EXTRACT PROVIDED ->

Point Hood yate
- Conservation status: Priority One — Poorly Known Taxa (DEC)

Scientific classification
- Kingdom: Plantae
- Clade: Tracheophytes
- Clade: Angiosperms
- Clade: Eudicots
- Clade: Rosids
- Order: Myrtales
- Family: Myrtaceae
- Genus: Eucalyptus
- Species: E. retusa
- Binomial name: Eucalyptus retusa D.Nicolle, French & McQuoid

= Eucalyptus retusa =

- Genus: Eucalyptus
- Species: retusa
- Authority: D.Nicolle, French & McQuoid
- Conservation status: P1

Species of eucalyptus

Eucalyptus retusa, commonly known as the Point Hood yate, is a species of mallee that is endemic to a restricted area in Western Australia. It has smooth, greyish bark, glossy green, egg-shaped to spatula-shaped adult leaves, flower buds in clusters of between thirteen and nineteen, yellowish green flowers and fruit with their bases fused together.

==Description==
Eucalyptus retusa is a mallee that typically grows to a height of 0.5-4 m and forms a lignotuber. It has smooth, pale grey bark that is cream-coloured when new. Young plants have egg-shaped to more or less round leaves that are dull green, paler on the lower surface, up to 50 mm long and 40 mm wide. Adult leaves are glossy green, egg-shaped to spatula-shaped, 30-55 mm long and 14-20 mm wide, tapering to the petiole. The flower buds are arranged in leaf axils in clusters of between thirteen and nineteen, the buds joined at the base. The operculum is 40-42 mm long and 4-6 mm wide at the base. The flowers are yellowish green and the fruit are conical, 7-10.5 mm wide and fused at the base, the fused fruit 30 mm in diameter.

==Taxonomy and naming==
Eucalyptus retusa was first formally described in 2008 by Dean Nicolle, Malcolm French and Nathan McQuoid from a specimen collected near Bremer Bay in 2004. The description was published in the journal Nuytsia. The specific epithet (retusa) is from the Latin retusus meaning blunted, rounded, notched at the tip.

==Distribution and habitat==
The Point Hood yate is only known from a single population at the type location near Bremer Bay where it grows in low scrubland on a rocky headland.

==Conservation status==
This eucalypt is classified as "Priority One" by the Government of Western Australia Department of Parks and Wildlife, meaning that it is known from only one or a few locations which are potentially at risk.

THE DATA ->

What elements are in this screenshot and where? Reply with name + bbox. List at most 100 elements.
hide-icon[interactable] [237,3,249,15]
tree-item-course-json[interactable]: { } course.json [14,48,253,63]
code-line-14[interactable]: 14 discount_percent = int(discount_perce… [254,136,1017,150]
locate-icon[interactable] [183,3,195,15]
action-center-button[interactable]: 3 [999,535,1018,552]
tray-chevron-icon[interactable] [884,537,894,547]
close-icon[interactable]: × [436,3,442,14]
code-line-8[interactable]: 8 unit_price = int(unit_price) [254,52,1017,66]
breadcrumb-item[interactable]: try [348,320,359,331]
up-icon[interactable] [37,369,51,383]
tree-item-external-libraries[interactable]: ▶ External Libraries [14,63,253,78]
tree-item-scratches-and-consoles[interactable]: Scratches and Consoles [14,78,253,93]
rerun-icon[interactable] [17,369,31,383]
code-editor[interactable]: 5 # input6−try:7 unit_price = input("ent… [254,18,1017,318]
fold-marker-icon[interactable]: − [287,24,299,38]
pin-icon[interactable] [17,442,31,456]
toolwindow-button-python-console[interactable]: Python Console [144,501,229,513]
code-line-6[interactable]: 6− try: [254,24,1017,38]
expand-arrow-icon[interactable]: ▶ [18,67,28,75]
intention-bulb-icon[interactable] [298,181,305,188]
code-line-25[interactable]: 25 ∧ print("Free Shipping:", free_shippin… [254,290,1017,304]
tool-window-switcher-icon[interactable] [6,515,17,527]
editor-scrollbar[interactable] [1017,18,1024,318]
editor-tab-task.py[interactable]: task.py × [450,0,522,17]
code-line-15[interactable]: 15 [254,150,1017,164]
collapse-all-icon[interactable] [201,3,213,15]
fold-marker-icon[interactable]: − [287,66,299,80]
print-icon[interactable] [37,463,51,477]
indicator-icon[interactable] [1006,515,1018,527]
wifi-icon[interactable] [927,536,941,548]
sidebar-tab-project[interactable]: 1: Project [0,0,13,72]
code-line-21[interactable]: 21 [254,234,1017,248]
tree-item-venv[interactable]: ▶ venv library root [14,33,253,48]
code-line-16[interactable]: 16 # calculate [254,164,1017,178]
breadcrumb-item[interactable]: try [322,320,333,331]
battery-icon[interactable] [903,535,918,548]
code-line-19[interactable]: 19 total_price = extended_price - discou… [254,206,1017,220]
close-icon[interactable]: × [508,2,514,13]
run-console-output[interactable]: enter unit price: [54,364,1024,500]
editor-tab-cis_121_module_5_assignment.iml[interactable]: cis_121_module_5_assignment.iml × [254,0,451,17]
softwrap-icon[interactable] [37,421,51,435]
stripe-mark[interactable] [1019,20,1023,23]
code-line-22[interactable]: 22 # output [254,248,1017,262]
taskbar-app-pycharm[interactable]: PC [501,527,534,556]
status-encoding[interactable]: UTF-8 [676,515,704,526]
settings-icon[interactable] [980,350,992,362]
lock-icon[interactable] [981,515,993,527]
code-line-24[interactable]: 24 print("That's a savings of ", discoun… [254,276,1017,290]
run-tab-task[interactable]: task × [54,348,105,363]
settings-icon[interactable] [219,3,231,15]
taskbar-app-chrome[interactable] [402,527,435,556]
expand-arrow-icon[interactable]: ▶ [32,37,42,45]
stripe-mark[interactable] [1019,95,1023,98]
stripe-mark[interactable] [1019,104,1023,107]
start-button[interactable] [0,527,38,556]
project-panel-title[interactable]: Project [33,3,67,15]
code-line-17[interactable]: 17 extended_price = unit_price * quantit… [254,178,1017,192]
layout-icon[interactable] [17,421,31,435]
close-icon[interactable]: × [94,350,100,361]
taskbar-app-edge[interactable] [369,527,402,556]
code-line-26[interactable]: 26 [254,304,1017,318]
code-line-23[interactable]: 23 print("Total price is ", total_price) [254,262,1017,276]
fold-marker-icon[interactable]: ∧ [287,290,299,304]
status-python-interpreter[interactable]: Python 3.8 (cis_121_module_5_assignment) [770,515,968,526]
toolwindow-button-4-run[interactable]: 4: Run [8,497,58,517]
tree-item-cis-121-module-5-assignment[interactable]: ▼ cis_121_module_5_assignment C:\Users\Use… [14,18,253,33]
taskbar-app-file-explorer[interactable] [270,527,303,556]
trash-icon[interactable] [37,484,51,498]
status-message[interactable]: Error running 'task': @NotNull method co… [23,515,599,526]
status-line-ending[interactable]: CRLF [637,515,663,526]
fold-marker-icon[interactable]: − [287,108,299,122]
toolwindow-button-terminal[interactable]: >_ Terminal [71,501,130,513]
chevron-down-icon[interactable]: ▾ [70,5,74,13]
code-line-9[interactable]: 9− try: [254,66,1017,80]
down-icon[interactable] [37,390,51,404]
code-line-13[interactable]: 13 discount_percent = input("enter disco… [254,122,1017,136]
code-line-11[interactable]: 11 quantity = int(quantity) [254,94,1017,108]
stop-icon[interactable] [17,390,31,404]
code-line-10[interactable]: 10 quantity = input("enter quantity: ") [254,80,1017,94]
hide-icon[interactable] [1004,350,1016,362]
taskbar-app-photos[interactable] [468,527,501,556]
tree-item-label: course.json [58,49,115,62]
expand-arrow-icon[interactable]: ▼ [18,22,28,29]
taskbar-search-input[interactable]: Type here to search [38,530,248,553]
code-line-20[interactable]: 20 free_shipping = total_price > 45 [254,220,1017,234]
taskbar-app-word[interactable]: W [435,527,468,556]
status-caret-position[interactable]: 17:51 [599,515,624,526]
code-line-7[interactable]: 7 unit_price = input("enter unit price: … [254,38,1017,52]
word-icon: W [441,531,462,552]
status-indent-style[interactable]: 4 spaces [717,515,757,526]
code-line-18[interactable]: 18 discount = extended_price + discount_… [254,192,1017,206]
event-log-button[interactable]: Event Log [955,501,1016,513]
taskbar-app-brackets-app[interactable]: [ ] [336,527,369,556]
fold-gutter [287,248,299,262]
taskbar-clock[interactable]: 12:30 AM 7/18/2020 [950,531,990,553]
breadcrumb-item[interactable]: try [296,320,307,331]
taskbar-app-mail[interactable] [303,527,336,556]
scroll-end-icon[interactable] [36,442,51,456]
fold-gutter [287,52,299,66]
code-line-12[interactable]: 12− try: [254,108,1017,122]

AIM OF THE TASK -> Rewrite the passage of the Point Hood yate text starting at "Species of eucalyptus" and ending at "bases fused together.", changing "mallee" to "shrub".

OUTPUT FOR THIS TASK ->
Species of eucalyptus

Eucalyptus retusa, commonly known as the Point Hood yate, is a species of shrub that is endemic to a restricted area in Western Australia. It has smooth, greyish bark, glossy green, egg-shaped to spatula-shaped adult leaves, flower buds in clusters of between thirteen and nineteen, yellowish green flowers and fruit with their bases fused together.